## Problem to work on:
Which lines below hold the word "Cumhurbaşkanlığı"? Copy all of them.

(Stored records)
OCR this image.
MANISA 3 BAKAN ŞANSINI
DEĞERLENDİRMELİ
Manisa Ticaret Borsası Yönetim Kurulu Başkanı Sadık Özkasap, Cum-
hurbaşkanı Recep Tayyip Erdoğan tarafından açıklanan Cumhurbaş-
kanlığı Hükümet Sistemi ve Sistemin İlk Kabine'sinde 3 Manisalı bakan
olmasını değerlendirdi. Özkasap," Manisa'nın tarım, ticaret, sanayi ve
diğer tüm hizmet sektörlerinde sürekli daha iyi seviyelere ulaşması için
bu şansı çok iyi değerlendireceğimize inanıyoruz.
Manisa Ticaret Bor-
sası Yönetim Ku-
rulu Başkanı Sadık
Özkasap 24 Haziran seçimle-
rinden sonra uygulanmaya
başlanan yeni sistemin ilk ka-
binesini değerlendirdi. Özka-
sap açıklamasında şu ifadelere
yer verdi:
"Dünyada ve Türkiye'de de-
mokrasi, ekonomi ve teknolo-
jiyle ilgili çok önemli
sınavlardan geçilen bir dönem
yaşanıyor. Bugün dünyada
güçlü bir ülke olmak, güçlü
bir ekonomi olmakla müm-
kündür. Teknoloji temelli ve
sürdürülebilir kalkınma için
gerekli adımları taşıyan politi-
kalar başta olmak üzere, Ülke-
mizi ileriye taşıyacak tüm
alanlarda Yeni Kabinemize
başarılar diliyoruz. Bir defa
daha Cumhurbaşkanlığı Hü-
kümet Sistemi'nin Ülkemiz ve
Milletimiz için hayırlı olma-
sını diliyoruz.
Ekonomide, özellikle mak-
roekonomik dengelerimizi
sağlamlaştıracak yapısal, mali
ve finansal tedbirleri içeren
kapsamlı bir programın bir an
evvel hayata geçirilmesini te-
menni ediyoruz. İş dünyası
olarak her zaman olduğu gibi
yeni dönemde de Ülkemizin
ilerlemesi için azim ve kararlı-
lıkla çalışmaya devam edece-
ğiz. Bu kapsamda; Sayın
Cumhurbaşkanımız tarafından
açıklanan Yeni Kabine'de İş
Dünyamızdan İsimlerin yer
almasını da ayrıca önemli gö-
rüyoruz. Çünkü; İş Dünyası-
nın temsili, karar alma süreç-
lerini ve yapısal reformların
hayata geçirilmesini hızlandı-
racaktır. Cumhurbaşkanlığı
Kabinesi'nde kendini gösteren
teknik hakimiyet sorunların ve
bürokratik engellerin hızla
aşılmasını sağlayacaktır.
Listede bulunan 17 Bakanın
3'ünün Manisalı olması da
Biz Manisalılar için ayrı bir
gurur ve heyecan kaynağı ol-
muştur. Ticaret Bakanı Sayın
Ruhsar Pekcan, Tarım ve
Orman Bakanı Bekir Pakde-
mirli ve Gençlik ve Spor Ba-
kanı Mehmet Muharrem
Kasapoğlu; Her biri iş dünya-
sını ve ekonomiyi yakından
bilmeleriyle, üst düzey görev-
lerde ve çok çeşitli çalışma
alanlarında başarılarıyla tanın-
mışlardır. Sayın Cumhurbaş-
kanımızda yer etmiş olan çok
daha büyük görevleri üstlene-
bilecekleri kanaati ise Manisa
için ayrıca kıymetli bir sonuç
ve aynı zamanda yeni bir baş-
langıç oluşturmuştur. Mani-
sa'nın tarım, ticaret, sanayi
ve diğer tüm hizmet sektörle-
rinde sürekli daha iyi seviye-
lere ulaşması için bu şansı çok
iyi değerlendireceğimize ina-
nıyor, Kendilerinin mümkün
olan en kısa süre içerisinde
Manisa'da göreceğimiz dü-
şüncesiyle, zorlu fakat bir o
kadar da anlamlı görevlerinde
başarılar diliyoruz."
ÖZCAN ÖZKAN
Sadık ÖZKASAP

...

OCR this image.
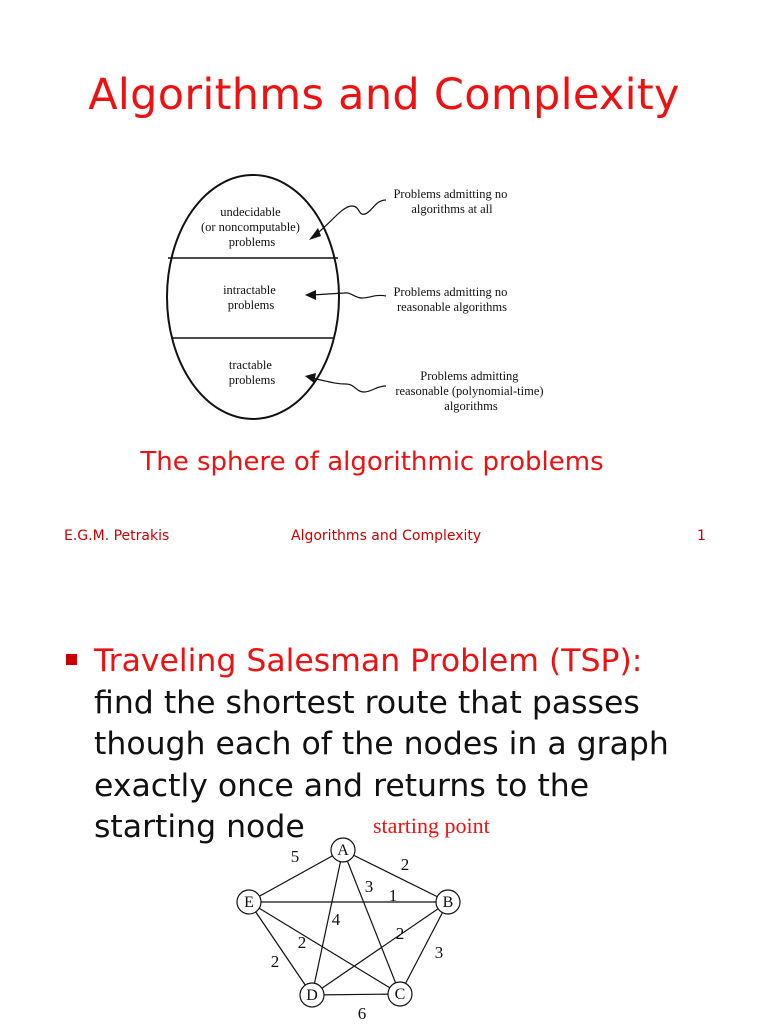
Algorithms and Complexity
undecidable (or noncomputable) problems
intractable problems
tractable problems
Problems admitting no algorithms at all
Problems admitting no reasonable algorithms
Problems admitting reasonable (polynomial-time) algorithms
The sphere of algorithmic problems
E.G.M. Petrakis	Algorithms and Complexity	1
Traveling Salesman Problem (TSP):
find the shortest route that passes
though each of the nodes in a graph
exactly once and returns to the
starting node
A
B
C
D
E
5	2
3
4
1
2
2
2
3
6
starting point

## Response to the task:
daha Cumhurbaşkanlığı Hü-
racaktır. Cumhurbaşkanlığı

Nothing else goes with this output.